> [Short exercise]
Locate the lines that hold the string "color". Copy every such line.

━━ Provided records ━━

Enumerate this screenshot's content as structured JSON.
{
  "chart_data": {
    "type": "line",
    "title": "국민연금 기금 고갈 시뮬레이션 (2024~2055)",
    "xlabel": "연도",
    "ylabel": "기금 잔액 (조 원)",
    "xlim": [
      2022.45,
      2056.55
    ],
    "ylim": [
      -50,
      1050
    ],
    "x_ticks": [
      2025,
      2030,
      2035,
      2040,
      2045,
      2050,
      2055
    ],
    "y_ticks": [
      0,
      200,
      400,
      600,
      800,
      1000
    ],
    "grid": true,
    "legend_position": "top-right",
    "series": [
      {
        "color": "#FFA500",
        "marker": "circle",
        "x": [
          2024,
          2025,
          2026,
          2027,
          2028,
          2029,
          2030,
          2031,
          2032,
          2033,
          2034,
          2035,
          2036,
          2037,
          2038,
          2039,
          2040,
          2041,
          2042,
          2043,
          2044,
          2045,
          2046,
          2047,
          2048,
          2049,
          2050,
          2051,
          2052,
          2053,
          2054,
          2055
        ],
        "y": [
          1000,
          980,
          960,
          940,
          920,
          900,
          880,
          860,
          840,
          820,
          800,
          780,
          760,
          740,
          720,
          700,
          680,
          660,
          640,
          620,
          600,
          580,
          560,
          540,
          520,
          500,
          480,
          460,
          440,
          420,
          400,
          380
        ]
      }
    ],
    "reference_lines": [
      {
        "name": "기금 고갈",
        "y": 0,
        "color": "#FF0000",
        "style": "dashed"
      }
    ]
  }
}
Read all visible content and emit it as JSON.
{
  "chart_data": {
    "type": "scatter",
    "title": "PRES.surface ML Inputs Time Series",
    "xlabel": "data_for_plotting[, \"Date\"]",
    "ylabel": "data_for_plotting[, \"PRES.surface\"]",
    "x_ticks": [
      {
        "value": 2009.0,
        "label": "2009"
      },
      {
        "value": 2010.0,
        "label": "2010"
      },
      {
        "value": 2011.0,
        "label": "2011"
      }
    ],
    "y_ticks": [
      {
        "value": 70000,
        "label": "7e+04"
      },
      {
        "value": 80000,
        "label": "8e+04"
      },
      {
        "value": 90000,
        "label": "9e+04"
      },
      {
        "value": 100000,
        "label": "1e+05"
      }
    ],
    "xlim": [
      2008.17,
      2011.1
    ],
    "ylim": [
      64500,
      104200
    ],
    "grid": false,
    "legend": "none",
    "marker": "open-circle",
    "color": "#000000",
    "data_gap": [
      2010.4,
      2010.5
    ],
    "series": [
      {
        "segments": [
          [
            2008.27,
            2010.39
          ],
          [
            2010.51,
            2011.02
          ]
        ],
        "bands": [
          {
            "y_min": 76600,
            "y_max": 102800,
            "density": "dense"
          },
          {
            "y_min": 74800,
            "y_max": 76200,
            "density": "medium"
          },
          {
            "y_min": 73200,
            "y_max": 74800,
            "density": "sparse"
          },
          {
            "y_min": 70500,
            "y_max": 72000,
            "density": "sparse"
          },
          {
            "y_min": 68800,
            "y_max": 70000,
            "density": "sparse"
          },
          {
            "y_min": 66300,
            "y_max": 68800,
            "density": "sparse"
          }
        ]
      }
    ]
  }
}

━━━

> [Complete response]
        "color": "#FFA500",
        "color": "#FF0000",
    "color": "#000000",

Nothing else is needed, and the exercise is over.